» **SET EXERCISE**
Extract the full listing verbatim and drop any pictures from your copy.

Collection entries
◇ ◇ ◇ ◇ ◇ ◇ ◇

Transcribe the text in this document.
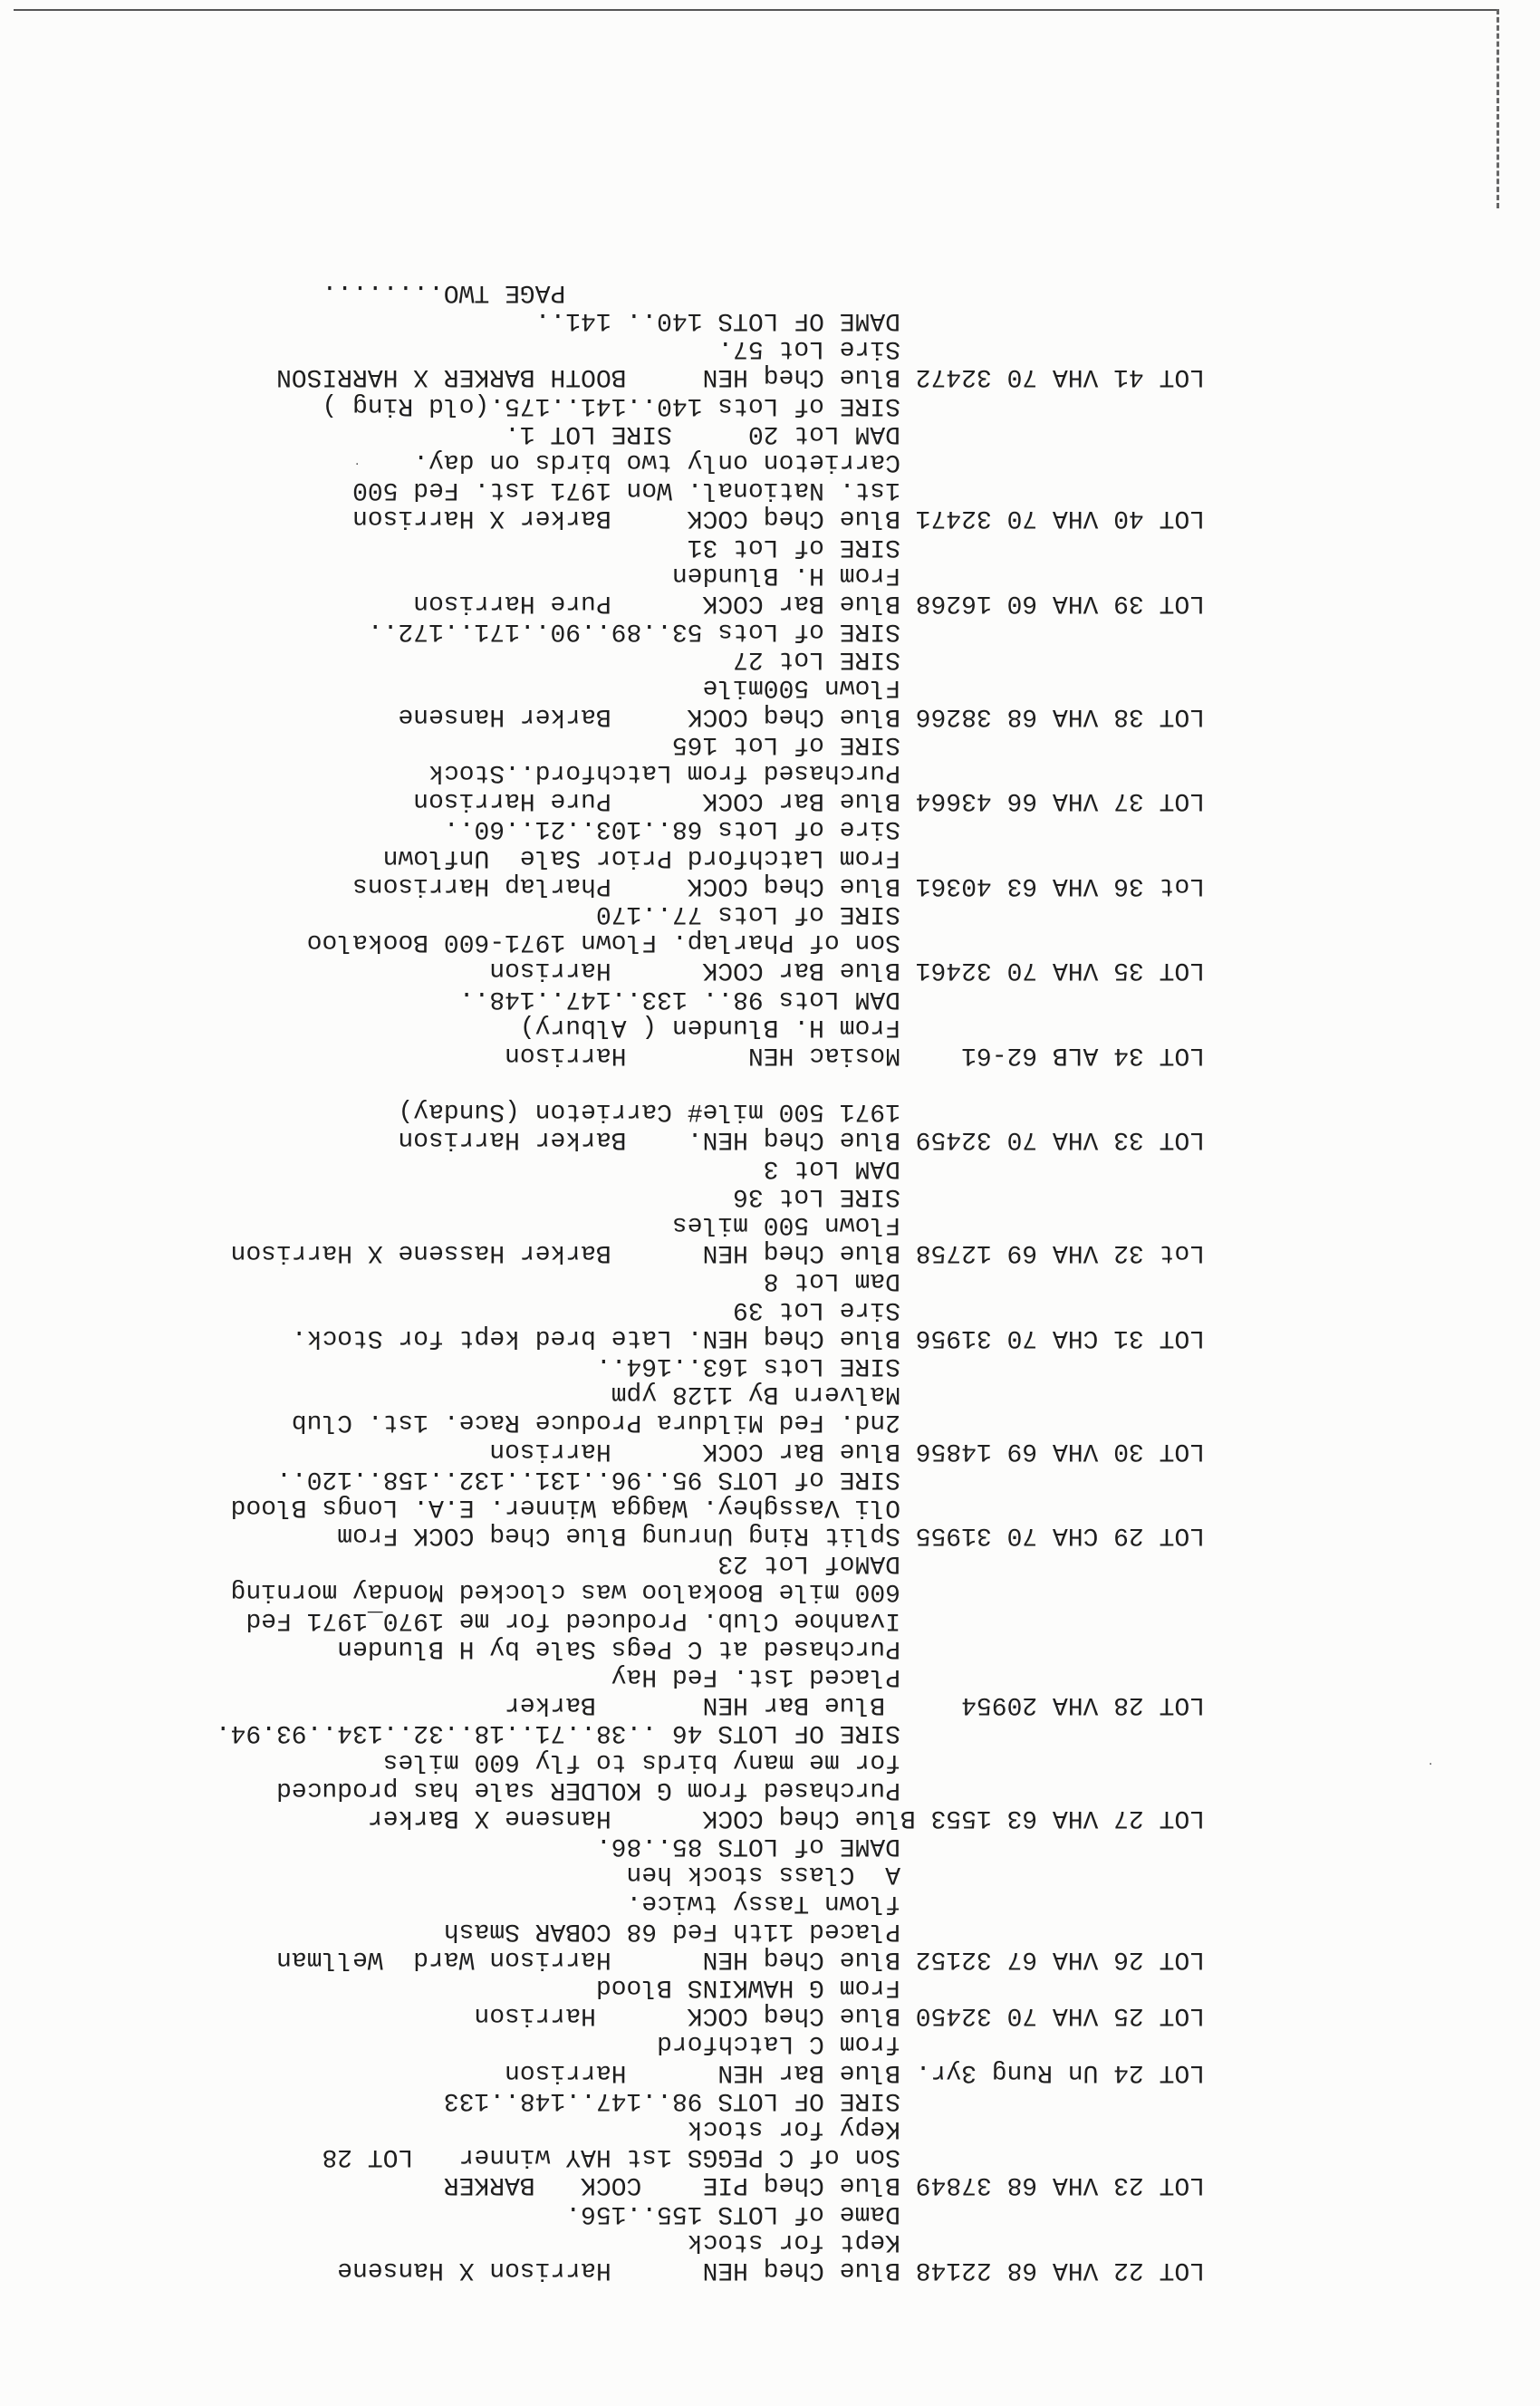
·
·
LOT 22 VHA 68 22148 Blue Cheq HEN      Harrison X Hansene
Kept for stock
Dame of LOTS 155..156.
LOT 23 VHA 68 37849 Blue Cheq PIE    COCK   BARKER
Son of C PEGGS 1st HAY winner   LOT 28
Kepy for stock
SIRE OF LOTS 98..147..148..133
LOT 24 Un Rung 3yr. Blue Bar HEN      Harrison
from C Latchford
LOT 25 VHA 70 32450 Blue Cheq COCK      Harrison
From G HAWKINS Blood
LOT 26 VHA 67 32152 Blue Cheq HEN      Harrison Ward  Wellman
Placed 11th Fed 68 COBAR Smash
flown Tassy twice.
A  Class stock hen
DAME of LOTS 85..86.
LOT 27 VHA 63 1553 Blue Cheq COCK      Hansene X Barker
Purchased from G KOLDER sale has produced
for me many birds to fly 600 miles
SIRE OF LOTS 46 ..38..71..18..32..134..93.94.
LOT 28 VHA 20954     Blue Bar HEN       Barker
Placed 1st. Fed Hay
Purchased at C Pegs Sale by H Blunden
Ivanhoe Club. Produced for me 1970_1971 Fed
600 mile Bookaloo was clocked Monday morning
DAMof Lot 23
LOT 29 CHA 70 31955 Split Ring Unrung Blue Cheq COCK From
Oli Vassghey. Wagga Winner. E.A. Longs Blood
SIRE of LOTS 95..96..131..132..158..120..
LOT 30 VHA 69 14856 Blue Bar COCK      Harrison
2nd. Fed Mildura Produce Race. 1st. Club
Malvern By 1128 ypm
SIRE Lots 163..164..
LOT 31 CHA 70 31956 Blue Cheq HEN. Late bred kept for Stock.
Sire Lot 39
Dam Lot 8
Lot 32 VHA 69 12758 Blue Cheq HEN      Barker Hassene X Harrison
Flown 500 miles
SIRE Lot 36
DAM Lot 3
LOT 33 VHA 70 32459 Blue Cheq HEN.    Barker Harrison
1971 500 mile# Carrieton (Sunday)
LOT 34 ALB 62-61    Mosiac HEN        Harrison
From H. Blunden ( Albury)
DAM Lots 98.. 133..147..148..
LOT 35 VHA 70 32461 Blue Bar COCK      Harrison
Son of Pharlap. Flown 1971-600 Bookaloo
SIRE of Lots 77..170
Lot 36 VHA 63 40361 Blue Cheq COCK     Pharlap Harrisons
From Latchford Prior Sale  Unflown
Sire of Lots 68..103..21..60..
LOT 37 VHA 66 43664 Blue Bar COCK      Pure Harrison
Purchased from Latchford..Stock
SIRE of Lot 165
LOT 38 VHA 68 38266 Blue Cheq COCK     Barker Hansene
Flown 500mile
SIRE Lot 27
SIRE of Lots 53..89..90..171..172..
LOT 39 VHA 60 16268 Blue Bar COCK      Pure Harrison
From H. Blunden
SIRE of Lot 31
LOT 40 VHA 70 32471 Blue Cheq COCK     Barker X Harrison
1st. National. Won 1971 1st. Fed 500
Carrieton only two birds on day.
DAM Lot 20     SIRE LOT 1.
SIRE of Lots 140..141..175.(old Ring )
LOT 41 VHA 70 32472 Blue Cheq HEN     BOOTH BARKER X HARRISON
Sire Lot 57.
DAME OF LOTS 140.. 141..
PAGE TWO........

◇ ◇ ◇ ◇ ◇ ◇ ◇

» **EXERCISE ANSWER**
Transcribe the text in this document.
·
·
LOT 22 VHA 68 22148 Blue Cheq HEN      Harrison X Hansene
Kept for stock
Dame of LOTS 155..156.
LOT 23 VHA 68 37849 Blue Cheq PIE    COCK   BARKER
Son of C PEGGS 1st HAY winner   LOT 28
Kepy for stock
SIRE OF LOTS 98..147..148..133
LOT 24 Un Rung 3yr. Blue Bar HEN      Harrison
from C Latchford
LOT 25 VHA 70 32450 Blue Cheq COCK      Harrison
From G HAWKINS Blood
LOT 26 VHA 67 32152 Blue Cheq HEN      Harrison Ward  Wellman
Placed 11th Fed 68 COBAR Smash
flown Tassy twice.
A  Class stock hen
DAME of LOTS 85..86.
LOT 27 VHA 63 1553 Blue Cheq COCK      Hansene X Barker
Purchased from G KOLDER sale has produced
for me many birds to fly 600 miles
SIRE OF LOTS 46 ..38..71..18..32..134..93.94.
LOT 28 VHA 20954     Blue Bar HEN       Barker
Placed 1st. Fed Hay
Purchased at C Pegs Sale by H Blunden
Ivanhoe Club. Produced for me 1970_1971 Fed
600 mile Bookaloo was clocked Monday morning
DAMof Lot 23
LOT 29 CHA 70 31955 Split Ring Unrung Blue Cheq COCK From
Oli Vassghey. Wagga Winner. E.A. Longs Blood
SIRE of LOTS 95..96..131..132..158..120..
LOT 30 VHA 69 14856 Blue Bar COCK      Harrison
2nd. Fed Mildura Produce Race. 1st. Club
Malvern By 1128 ypm
SIRE Lots 163..164..
LOT 31 CHA 70 31956 Blue Cheq HEN. Late bred kept for Stock.
Sire Lot 39
Dam Lot 8
Lot 32 VHA 69 12758 Blue Cheq HEN      Barker Hassene X Harrison
Flown 500 miles
SIRE Lot 36
DAM Lot 3
LOT 33 VHA 70 32459 Blue Cheq HEN.    Barker Harrison
1971 500 mile# Carrieton (Sunday)
LOT 34 ALB 62-61    Mosiac HEN        Harrison
From H. Blunden ( Albury)
DAM Lots 98.. 133..147..148..
LOT 35 VHA 70 32461 Blue Bar COCK      Harrison
Son of Pharlap. Flown 1971-600 Bookaloo
SIRE of Lots 77..170
Lot 36 VHA 63 40361 Blue Cheq COCK     Pharlap Harrisons
From Latchford Prior Sale  Unflown
Sire of Lots 68..103..21..60..
LOT 37 VHA 66 43664 Blue Bar COCK      Pure Harrison
Purchased from Latchford..Stock
SIRE of Lot 165
LOT 38 VHA 68 38266 Blue Cheq COCK     Barker Hansene
Flown 500mile
SIRE Lot 27
SIRE of Lots 53..89..90..171..172..
LOT 39 VHA 60 16268 Blue Bar COCK      Pure Harrison
From H. Blunden
SIRE of Lot 31
LOT 40 VHA 70 32471 Blue Cheq COCK     Barker X Harrison
1st. National. Won 1971 1st. Fed 500
Carrieton only two birds on day.
DAM Lot 20     SIRE LOT 1.
SIRE of Lots 140..141..175.(old Ring )
LOT 41 VHA 70 32472 Blue Cheq HEN     BOOTH BARKER X HARRISON
Sire Lot 57.
DAME OF LOTS 140.. 141..
PAGE TWO........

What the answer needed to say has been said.